* [Exercise details]
Make an exact copy of all the records.
------ Dataset entries
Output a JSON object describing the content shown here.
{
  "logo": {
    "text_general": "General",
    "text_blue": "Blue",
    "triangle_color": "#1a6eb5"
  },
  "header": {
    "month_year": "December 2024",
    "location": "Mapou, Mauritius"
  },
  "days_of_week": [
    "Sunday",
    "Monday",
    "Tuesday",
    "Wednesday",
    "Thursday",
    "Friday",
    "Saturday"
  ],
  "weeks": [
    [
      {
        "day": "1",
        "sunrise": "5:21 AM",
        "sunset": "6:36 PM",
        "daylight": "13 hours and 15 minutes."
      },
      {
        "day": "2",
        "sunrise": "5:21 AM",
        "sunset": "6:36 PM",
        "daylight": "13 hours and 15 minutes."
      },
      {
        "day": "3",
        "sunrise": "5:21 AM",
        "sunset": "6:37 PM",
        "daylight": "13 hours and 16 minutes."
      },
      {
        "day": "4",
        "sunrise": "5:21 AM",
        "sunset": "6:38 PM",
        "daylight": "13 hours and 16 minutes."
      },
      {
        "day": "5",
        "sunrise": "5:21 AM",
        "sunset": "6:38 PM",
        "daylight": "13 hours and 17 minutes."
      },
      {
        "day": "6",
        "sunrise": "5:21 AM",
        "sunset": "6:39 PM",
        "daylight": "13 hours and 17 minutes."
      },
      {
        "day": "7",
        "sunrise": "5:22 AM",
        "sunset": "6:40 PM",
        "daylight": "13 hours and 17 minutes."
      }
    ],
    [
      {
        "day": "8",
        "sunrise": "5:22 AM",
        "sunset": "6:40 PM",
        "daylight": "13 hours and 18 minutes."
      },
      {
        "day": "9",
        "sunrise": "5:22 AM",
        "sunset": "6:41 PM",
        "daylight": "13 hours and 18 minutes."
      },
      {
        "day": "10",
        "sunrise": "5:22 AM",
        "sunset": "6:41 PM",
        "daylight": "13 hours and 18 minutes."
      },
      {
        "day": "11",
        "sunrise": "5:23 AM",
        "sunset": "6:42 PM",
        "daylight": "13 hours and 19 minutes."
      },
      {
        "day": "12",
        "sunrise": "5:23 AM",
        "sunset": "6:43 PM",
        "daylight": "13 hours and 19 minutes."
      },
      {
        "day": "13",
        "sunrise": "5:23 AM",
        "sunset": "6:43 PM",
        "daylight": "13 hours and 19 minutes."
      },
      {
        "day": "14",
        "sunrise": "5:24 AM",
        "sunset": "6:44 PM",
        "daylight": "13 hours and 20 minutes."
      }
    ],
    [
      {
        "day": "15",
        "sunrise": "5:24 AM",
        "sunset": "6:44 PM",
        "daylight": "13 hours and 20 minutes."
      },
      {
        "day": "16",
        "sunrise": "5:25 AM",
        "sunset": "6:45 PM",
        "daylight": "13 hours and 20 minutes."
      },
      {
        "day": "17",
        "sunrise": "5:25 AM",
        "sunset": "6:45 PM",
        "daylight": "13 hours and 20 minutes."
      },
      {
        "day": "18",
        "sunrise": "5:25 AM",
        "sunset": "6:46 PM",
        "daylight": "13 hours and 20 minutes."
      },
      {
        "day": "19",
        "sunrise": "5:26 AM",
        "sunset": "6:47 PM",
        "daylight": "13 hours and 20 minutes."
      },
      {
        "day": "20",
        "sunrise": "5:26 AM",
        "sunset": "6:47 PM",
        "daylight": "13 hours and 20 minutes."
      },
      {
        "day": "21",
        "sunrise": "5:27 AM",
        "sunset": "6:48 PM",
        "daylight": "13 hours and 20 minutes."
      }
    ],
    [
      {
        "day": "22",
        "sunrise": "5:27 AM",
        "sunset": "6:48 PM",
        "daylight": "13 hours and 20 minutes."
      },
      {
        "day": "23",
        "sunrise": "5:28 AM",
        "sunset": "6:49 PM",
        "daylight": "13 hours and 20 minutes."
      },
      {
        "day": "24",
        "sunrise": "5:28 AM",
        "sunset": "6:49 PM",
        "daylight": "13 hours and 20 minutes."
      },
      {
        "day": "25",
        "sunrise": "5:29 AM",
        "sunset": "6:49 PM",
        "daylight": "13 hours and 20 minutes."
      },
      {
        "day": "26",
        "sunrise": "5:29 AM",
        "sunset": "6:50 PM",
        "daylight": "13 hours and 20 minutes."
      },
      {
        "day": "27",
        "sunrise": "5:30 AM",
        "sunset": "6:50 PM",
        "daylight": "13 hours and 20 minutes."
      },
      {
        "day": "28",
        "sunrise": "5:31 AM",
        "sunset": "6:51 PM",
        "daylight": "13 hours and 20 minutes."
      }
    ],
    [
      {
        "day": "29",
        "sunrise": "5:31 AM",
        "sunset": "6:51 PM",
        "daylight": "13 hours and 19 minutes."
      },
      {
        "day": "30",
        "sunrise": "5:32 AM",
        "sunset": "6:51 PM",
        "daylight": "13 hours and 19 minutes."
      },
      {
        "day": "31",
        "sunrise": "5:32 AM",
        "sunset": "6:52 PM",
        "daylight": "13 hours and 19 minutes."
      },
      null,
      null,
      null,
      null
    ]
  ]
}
------------
* [Result for this exercise]
Output a JSON object describing the content shown here.
{
  "logo": {
    "text_general": "General",
    "text_blue": "Blue",
    "triangle_color": "#1a6eb5"
  },
  "header": {
    "month_year": "December 2024",
    "location": "Mapou, Mauritius"
  },
  "days_of_week": [
    "Sunday",
    "Monday",
    "Tuesday",
    "Wednesday",
    "Thursday",
    "Friday",
    "Saturday"
  ],
  "weeks": [
    [
      {
        "day": "1",
        "sunrise": "5:21 AM",
        "sunset": "6:36 PM",
        "daylight": "13 hours and 15 minutes."
      },
      {
        "day": "2",
        "sunrise": "5:21 AM",
        "sunset": "6:36 PM",
        "daylight": "13 hours and 15 minutes."
      },
      {
        "day": "3",
        "sunrise": "5:21 AM",
        "sunset": "6:37 PM",
        "daylight": "13 hours and 16 minutes."
      },
      {
        "day": "4",
        "sunrise": "5:21 AM",
        "sunset": "6:38 PM",
        "daylight": "13 hours and 16 minutes."
      },
      {
        "day": "5",
        "sunrise": "5:21 AM",
        "sunset": "6:38 PM",
        "daylight": "13 hours and 17 minutes."
      },
      {
        "day": "6",
        "sunrise": "5:21 AM",
        "sunset": "6:39 PM",
        "daylight": "13 hours and 17 minutes."
      },
      {
        "day": "7",
        "sunrise": "5:22 AM",
        "sunset": "6:40 PM",
        "daylight": "13 hours and 17 minutes."
      }
    ],
    [
      {
        "day": "8",
        "sunrise": "5:22 AM",
        "sunset": "6:40 PM",
        "daylight": "13 hours and 18 minutes."
      },
      {
        "day": "9",
        "sunrise": "5:22 AM",
        "sunset": "6:41 PM",
        "daylight": "13 hours and 18 minutes."
      },
      {
        "day": "10",
        "sunrise": "5:22 AM",
        "sunset": "6:41 PM",
        "daylight": "13 hours and 18 minutes."
      },
      {
        "day": "11",
        "sunrise": "5:23 AM",
        "sunset": "6:42 PM",
        "daylight": "13 hours and 19 minutes."
      },
      {
        "day": "12",
        "sunrise": "5:23 AM",
        "sunset": "6:43 PM",
        "daylight": "13 hours and 19 minutes."
      },
      {
        "day": "13",
        "sunrise": "5:23 AM",
        "sunset": "6:43 PM",
        "daylight": "13 hours and 19 minutes."
      },
      {
        "day": "14",
        "sunrise": "5:24 AM",
        "sunset": "6:44 PM",
        "daylight": "13 hours and 20 minutes."
      }
    ],
    [
      {
        "day": "15",
        "sunrise": "5:24 AM",
        "sunset": "6:44 PM",
        "daylight": "13 hours and 20 minutes."
      },
      {
        "day": "16",
        "sunrise": "5:25 AM",
        "sunset": "6:45 PM",
        "daylight": "13 hours and 20 minutes."
      },
      {
        "day": "17",
        "sunrise": "5:25 AM",
        "sunset": "6:45 PM",
        "daylight": "13 hours and 20 minutes."
      },
      {
        "day": "18",
        "sunrise": "5:25 AM",
        "sunset": "6:46 PM",
        "daylight": "13 hours and 20 minutes."
      },
      {
        "day": "19",
        "sunrise": "5:26 AM",
        "sunset": "6:47 PM",
        "daylight": "13 hours and 20 minutes."
      },
      {
        "day": "20",
        "sunrise": "5:26 AM",
        "sunset": "6:47 PM",
        "daylight": "13 hours and 20 minutes."
      },
      {
        "day": "21",
        "sunrise": "5:27 AM",
        "sunset": "6:48 PM",
        "daylight": "13 hours and 20 minutes."
      }
    ],
    [
      {
        "day": "22",
        "sunrise": "5:27 AM",
        "sunset": "6:48 PM",
        "daylight": "13 hours and 20 minutes."
      },
      {
        "day": "23",
        "sunrise": "5:28 AM",
        "sunset": "6:49 PM",
        "daylight": "13 hours and 20 minutes."
      },
      {
        "day": "24",
        "sunrise": "5:28 AM",
        "sunset": "6:49 PM",
        "daylight": "13 hours and 20 minutes."
      },
      {
        "day": "25",
        "sunrise": "5:29 AM",
        "sunset": "6:49 PM",
        "daylight": "13 hours and 20 minutes."
      },
      {
        "day": "26",
        "sunrise": "5:29 AM",
        "sunset": "6:50 PM",
        "daylight": "13 hours and 20 minutes."
      },
      {
        "day": "27",
        "sunrise": "5:30 AM",
        "sunset": "6:50 PM",
        "daylight": "13 hours and 20 minutes."
      },
      {
        "day": "28",
        "sunrise": "5:31 AM",
        "sunset": "6:51 PM",
        "daylight": "13 hours and 20 minutes."
      }
    ],
    [
      {
        "day": "29",
        "sunrise": "5:31 AM",
        "sunset": "6:51 PM",
        "daylight": "13 hours and 19 minutes."
      },
      {
        "day": "30",
        "sunrise": "5:32 AM",
        "sunset": "6:51 PM",
        "daylight": "13 hours and 19 minutes."
      },
      {
        "day": "31",
        "sunrise": "5:32 AM",
        "sunset": "6:52 PM",
        "daylight": "13 hours and 19 minutes."
      },
      null,
      null,
      null,
      null
    ]
  ]
}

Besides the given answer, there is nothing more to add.